● Problem statement
Verbatim output of all the material below is required.

Records from a data source
________________________________________

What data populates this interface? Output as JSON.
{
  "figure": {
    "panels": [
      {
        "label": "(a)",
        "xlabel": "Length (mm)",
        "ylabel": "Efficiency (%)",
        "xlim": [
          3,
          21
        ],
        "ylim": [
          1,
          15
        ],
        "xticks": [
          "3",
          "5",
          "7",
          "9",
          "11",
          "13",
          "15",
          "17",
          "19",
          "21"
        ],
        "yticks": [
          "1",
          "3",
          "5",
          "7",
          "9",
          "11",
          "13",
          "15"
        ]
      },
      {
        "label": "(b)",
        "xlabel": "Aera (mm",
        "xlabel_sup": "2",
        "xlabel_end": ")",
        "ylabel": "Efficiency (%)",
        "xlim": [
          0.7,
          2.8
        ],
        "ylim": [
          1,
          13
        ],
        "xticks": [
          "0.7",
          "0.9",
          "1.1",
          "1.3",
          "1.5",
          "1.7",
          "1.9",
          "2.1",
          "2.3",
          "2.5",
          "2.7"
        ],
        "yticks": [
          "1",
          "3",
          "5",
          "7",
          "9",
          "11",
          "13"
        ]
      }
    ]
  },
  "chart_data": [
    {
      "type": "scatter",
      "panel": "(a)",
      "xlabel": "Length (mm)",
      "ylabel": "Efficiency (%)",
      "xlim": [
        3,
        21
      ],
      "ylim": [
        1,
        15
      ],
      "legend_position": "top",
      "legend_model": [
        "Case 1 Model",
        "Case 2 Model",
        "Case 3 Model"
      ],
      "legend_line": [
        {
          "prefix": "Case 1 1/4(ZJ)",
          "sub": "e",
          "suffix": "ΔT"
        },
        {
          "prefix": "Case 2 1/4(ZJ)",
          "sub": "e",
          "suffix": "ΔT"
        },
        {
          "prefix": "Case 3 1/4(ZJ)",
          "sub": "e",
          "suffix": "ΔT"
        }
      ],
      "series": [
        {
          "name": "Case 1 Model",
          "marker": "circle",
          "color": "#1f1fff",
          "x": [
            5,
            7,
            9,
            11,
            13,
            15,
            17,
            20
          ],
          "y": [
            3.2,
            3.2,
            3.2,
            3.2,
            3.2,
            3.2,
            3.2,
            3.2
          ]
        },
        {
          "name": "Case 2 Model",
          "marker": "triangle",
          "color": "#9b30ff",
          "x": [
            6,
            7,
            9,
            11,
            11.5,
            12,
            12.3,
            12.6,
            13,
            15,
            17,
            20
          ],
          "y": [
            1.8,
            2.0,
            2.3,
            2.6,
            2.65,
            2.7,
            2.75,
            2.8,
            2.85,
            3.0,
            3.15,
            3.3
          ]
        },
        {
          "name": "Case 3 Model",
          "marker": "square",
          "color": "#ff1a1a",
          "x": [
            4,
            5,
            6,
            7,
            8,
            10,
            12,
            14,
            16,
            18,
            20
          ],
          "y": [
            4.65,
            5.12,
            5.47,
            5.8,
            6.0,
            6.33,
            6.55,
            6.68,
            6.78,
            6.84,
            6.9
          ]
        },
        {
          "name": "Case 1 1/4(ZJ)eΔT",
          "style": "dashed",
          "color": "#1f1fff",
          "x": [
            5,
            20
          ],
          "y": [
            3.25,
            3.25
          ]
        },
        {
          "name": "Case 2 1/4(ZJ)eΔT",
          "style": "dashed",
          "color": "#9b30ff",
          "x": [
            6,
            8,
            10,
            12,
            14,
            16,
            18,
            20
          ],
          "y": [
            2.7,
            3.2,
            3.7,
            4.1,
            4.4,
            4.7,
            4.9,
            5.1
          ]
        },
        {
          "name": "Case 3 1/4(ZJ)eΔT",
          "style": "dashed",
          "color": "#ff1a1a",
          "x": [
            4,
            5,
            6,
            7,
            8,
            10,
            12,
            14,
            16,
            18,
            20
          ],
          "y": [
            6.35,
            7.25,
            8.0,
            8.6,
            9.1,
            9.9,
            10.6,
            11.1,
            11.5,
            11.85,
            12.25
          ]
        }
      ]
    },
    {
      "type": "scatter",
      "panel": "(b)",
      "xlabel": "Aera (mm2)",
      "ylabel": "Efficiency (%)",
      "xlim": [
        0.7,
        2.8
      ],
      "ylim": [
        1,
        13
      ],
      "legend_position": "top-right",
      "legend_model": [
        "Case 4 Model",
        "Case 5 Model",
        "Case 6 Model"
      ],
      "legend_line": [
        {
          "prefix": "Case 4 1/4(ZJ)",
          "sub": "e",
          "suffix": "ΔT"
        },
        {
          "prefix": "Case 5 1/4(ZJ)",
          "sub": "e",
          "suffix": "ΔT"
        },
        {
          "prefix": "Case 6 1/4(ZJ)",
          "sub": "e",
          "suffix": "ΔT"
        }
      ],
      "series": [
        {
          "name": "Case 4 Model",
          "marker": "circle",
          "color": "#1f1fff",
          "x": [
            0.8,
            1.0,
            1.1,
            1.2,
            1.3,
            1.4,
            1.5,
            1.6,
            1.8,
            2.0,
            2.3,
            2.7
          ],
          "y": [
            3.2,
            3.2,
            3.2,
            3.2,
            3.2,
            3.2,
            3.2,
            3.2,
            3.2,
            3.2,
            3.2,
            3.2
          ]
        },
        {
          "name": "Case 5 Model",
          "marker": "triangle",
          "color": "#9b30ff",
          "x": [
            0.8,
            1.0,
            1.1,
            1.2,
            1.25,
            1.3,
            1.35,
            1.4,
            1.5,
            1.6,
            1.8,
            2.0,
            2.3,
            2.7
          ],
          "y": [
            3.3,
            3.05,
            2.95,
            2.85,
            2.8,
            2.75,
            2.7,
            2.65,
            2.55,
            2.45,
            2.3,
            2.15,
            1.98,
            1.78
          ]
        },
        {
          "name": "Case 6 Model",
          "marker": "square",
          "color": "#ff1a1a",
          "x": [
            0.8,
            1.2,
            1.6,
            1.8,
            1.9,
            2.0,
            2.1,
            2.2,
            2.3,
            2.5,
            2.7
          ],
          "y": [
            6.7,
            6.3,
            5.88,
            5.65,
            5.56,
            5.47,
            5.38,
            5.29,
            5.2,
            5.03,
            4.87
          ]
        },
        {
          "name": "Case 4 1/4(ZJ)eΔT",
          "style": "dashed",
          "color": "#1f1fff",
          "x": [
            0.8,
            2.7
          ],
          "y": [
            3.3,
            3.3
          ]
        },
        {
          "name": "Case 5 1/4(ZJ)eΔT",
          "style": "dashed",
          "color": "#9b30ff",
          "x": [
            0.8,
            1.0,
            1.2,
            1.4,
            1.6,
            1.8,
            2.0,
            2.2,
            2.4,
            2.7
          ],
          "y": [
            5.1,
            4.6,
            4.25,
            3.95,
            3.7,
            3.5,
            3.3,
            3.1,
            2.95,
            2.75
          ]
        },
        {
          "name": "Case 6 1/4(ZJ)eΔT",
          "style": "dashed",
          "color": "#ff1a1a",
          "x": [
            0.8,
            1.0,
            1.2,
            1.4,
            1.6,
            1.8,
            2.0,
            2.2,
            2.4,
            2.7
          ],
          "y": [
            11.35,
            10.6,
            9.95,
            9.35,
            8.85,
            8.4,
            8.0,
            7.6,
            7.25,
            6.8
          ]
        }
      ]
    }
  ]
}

________________________________________

● Answer below
What data populates this interface? Output as JSON.
{
  "figure": {
    "panels": [
      {
        "label": "(a)",
        "xlabel": "Length (mm)",
        "ylabel": "Efficiency (%)",
        "xlim": [
          3,
          21
        ],
        "ylim": [
          1,
          15
        ],
        "xticks": [
          "3",
          "5",
          "7",
          "9",
          "11",
          "13",
          "15",
          "17",
          "19",
          "21"
        ],
        "yticks": [
          "1",
          "3",
          "5",
          "7",
          "9",
          "11",
          "13",
          "15"
        ]
      },
      {
        "label": "(b)",
        "xlabel": "Aera (mm",
        "xlabel_sup": "2",
        "xlabel_end": ")",
        "ylabel": "Efficiency (%)",
        "xlim": [
          0.7,
          2.8
        ],
        "ylim": [
          1,
          13
        ],
        "xticks": [
          "0.7",
          "0.9",
          "1.1",
          "1.3",
          "1.5",
          "1.7",
          "1.9",
          "2.1",
          "2.3",
          "2.5",
          "2.7"
        ],
        "yticks": [
          "1",
          "3",
          "5",
          "7",
          "9",
          "11",
          "13"
        ]
      }
    ]
  },
  "chart_data": [
    {
      "type": "scatter",
      "panel": "(a)",
      "xlabel": "Length (mm)",
      "ylabel": "Efficiency (%)",
      "xlim": [
        3,
        21
      ],
      "ylim": [
        1,
        15
      ],
      "legend_position": "top",
      "legend_model": [
        "Case 1 Model",
        "Case 2 Model",
        "Case 3 Model"
      ],
      "legend_line": [
        {
          "prefix": "Case 1 1/4(ZJ)",
          "sub": "e",
          "suffix": "ΔT"
        },
        {
          "prefix": "Case 2 1/4(ZJ)",
          "sub": "e",
          "suffix": "ΔT"
        },
        {
          "prefix": "Case 3 1/4(ZJ)",
          "sub": "e",
          "suffix": "ΔT"
        }
      ],
      "series": [
        {
          "name": "Case 1 Model",
          "marker": "circle",
          "color": "#1f1fff",
          "x": [
            5,
            7,
            9,
            11,
            13,
            15,
            17,
            20
          ],
          "y": [
            3.2,
            3.2,
            3.2,
            3.2,
            3.2,
            3.2,
            3.2,
            3.2
          ]
        },
        {
          "name": "Case 2 Model",
          "marker": "triangle",
          "color": "#9b30ff",
          "x": [
            6,
            7,
            9,
            11,
            11.5,
            12,
            12.3,
            12.6,
            13,
            15,
            17,
            20
          ],
          "y": [
            1.8,
            2.0,
            2.3,
            2.6,
            2.65,
            2.7,
            2.75,
            2.8,
            2.85,
            3.0,
            3.15,
            3.3
          ]
        },
        {
          "name": "Case 3 Model",
          "marker": "square",
          "color": "#ff1a1a",
          "x": [
            4,
            5,
            6,
            7,
            8,
            10,
            12,
            14,
            16,
            18,
            20
          ],
          "y": [
            4.65,
            5.12,
            5.47,
            5.8,
            6.0,
            6.33,
            6.55,
            6.68,
            6.78,
            6.84,
            6.9
          ]
        },
        {
          "name": "Case 1 1/4(ZJ)eΔT",
          "style": "dashed",
          "color": "#1f1fff",
          "x": [
            5,
            20
          ],
          "y": [
            3.25,
            3.25
          ]
        },
        {
          "name": "Case 2 1/4(ZJ)eΔT",
          "style": "dashed",
          "color": "#9b30ff",
          "x": [
            6,
            8,
            10,
            12,
            14,
            16,
            18,
            20
          ],
          "y": [
            2.7,
            3.2,
            3.7,
            4.1,
            4.4,
            4.7,
            4.9,
            5.1
          ]
        },
        {
          "name": "Case 3 1/4(ZJ)eΔT",
          "style": "dashed",
          "color": "#ff1a1a",
          "x": [
            4,
            5,
            6,
            7,
            8,
            10,
            12,
            14,
            16,
            18,
            20
          ],
          "y": [
            6.35,
            7.25,
            8.0,
            8.6,
            9.1,
            9.9,
            10.6,
            11.1,
            11.5,
            11.85,
            12.25
          ]
        }
      ]
    },
    {
      "type": "scatter",
      "panel": "(b)",
      "xlabel": "Aera (mm2)",
      "ylabel": "Efficiency (%)",
      "xlim": [
        0.7,
        2.8
      ],
      "ylim": [
        1,
        13
      ],
      "legend_position": "top-right",
      "legend_model": [
        "Case 4 Model",
        "Case 5 Model",
        "Case 6 Model"
      ],
      "legend_line": [
        {
          "prefix": "Case 4 1/4(ZJ)",
          "sub": "e",
          "suffix": "ΔT"
        },
        {
          "prefix": "Case 5 1/4(ZJ)",
          "sub": "e",
          "suffix": "ΔT"
        },
        {
          "prefix": "Case 6 1/4(ZJ)",
          "sub": "e",
          "suffix": "ΔT"
        }
      ],
      "series": [
        {
          "name": "Case 4 Model",
          "marker": "circle",
          "color": "#1f1fff",
          "x": [
            0.8,
            1.0,
            1.1,
            1.2,
            1.3,
            1.4,
            1.5,
            1.6,
            1.8,
            2.0,
            2.3,
            2.7
          ],
          "y": [
            3.2,
            3.2,
            3.2,
            3.2,
            3.2,
            3.2,
            3.2,
            3.2,
            3.2,
            3.2,
            3.2,
            3.2
          ]
        },
        {
          "name": "Case 5 Model",
          "marker": "triangle",
          "color": "#9b30ff",
          "x": [
            0.8,
            1.0,
            1.1,
            1.2,
            1.25,
            1.3,
            1.35,
            1.4,
            1.5,
            1.6,
            1.8,
            2.0,
            2.3,
            2.7
          ],
          "y": [
            3.3,
            3.05,
            2.95,
            2.85,
            2.8,
            2.75,
            2.7,
            2.65,
            2.55,
            2.45,
            2.3,
            2.15,
            1.98,
            1.78
          ]
        },
        {
          "name": "Case 6 Model",
          "marker": "square",
          "color": "#ff1a1a",
          "x": [
            0.8,
            1.2,
            1.6,
            1.8,
            1.9,
            2.0,
            2.1,
            2.2,
            2.3,
            2.5,
            2.7
          ],
          "y": [
            6.7,
            6.3,
            5.88,
            5.65,
            5.56,
            5.47,
            5.38,
            5.29,
            5.2,
            5.03,
            4.87
          ]
        },
        {
          "name": "Case 4 1/4(ZJ)eΔT",
          "style": "dashed",
          "color": "#1f1fff",
          "x": [
            0.8,
            2.7
          ],
          "y": [
            3.3,
            3.3
          ]
        },
        {
          "name": "Case 5 1/4(ZJ)eΔT",
          "style": "dashed",
          "color": "#9b30ff",
          "x": [
            0.8,
            1.0,
            1.2,
            1.4,
            1.6,
            1.8,
            2.0,
            2.2,
            2.4,
            2.7
          ],
          "y": [
            5.1,
            4.6,
            4.25,
            3.95,
            3.7,
            3.5,
            3.3,
            3.1,
            2.95,
            2.75
          ]
        },
        {
          "name": "Case 6 1/4(ZJ)eΔT",
          "style": "dashed",
          "color": "#ff1a1a",
          "x": [
            0.8,
            1.0,
            1.2,
            1.4,
            1.6,
            1.8,
            2.0,
            2.2,
            2.4,
            2.7
          ],
          "y": [
            11.35,
            10.6,
            9.95,
            9.35,
            8.85,
            8.4,
            8.0,
            7.6,
            7.25,
            6.8
          ]
        }
      ]
    }
  ]
}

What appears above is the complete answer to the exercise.